(Instructions to follow): Change "Patent image size" to "Figure dimensions" throughout the records below, and reproduce them with nothing else altered.

(Entries taken from a collection):
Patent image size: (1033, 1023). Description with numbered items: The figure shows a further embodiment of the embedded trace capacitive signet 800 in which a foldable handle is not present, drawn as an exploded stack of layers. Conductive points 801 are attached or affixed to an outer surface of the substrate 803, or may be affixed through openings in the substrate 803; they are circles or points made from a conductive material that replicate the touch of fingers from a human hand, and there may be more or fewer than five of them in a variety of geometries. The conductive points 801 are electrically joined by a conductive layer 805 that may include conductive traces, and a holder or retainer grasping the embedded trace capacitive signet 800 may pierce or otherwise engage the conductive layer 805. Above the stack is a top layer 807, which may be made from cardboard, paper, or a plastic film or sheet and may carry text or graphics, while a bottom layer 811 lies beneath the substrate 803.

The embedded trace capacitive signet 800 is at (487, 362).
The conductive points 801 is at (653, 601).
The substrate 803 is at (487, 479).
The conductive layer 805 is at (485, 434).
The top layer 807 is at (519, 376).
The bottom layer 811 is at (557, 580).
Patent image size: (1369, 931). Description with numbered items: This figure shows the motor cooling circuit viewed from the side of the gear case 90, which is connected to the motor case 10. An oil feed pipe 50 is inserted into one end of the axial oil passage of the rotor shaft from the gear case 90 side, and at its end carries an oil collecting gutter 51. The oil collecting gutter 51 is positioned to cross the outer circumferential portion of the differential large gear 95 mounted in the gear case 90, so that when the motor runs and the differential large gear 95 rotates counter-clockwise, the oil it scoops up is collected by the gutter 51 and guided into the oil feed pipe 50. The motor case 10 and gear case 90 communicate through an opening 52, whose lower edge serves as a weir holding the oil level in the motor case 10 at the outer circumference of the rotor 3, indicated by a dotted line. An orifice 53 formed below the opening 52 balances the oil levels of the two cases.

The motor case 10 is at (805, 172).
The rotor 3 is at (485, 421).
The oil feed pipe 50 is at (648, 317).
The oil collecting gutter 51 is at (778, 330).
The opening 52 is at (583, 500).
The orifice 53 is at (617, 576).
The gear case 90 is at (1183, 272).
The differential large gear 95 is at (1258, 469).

(Written answer):
Figure dimensions: (1033, 1023). Description with numbered items: The figure shows a further embodiment of the embedded trace capacitive signet 800 in which a foldable handle is not present, drawn as an exploded stack of layers. Conductive points 801 are attached or affixed to an outer surface of the substrate 803, or may be affixed through openings in the substrate 803; they are circles or points made from a conductive material that replicate the touch of fingers from a human hand, and there may be more or fewer than five of them in a variety of geometries. The conductive points 801 are electrically joined by a conductive layer 805 that may include conductive traces, and a holder or retainer grasping the embedded trace capacitive signet 800 may pierce or otherwise engage the conductive layer 805. Above the stack is a top layer 807, which may be made from cardboard, paper, or a plastic film or sheet and may carry text or graphics, while a bottom layer 811 lies beneath the substrate 803.

The embedded trace capacitive signet 800 is at (487, 362).
The conductive points 801 is at (653, 601).
The substrate 803 is at (487, 479).
The conductive layer 805 is at (485, 434).
The top layer 807 is at (519, 376).
The bottom layer 811 is at (557, 580).
Figure dimensions: (1369, 931). Description with numbered items: This figure shows the motor cooling circuit viewed from the side of the gear case 90, which is connected to the motor case 10. An oil feed pipe 50 is inserted into one end of the axial oil passage of the rotor shaft from the gear case 90 side, and at its end carries an oil collecting gutter 51. The oil collecting gutter 51 is positioned to cross the outer circumferential portion of the differential large gear 95 mounted in the gear case 90, so that when the motor runs and the differential large gear 95 rotates counter-clockwise, the oil it scoops up is collected by the gutter 51 and guided into the oil feed pipe 50. The motor case 10 and gear case 90 communicate through an opening 52, whose lower edge serves as a weir holding the oil level in the motor case 10 at the outer circumference of the rotor 3, indicated by a dotted line. An orifice 53 formed below the opening 52 balances the oil levels of the two cases.

The motor case 10 is at (805, 172).
The rotor 3 is at (485, 421).
The oil feed pipe 50 is at (648, 317).
The oil collecting gutter 51 is at (778, 330).
The opening 52 is at (583, 500).
The orifice 53 is at (617, 576).
The gear case 90 is at (1183, 272).
The differential large gear 95 is at (1258, 469).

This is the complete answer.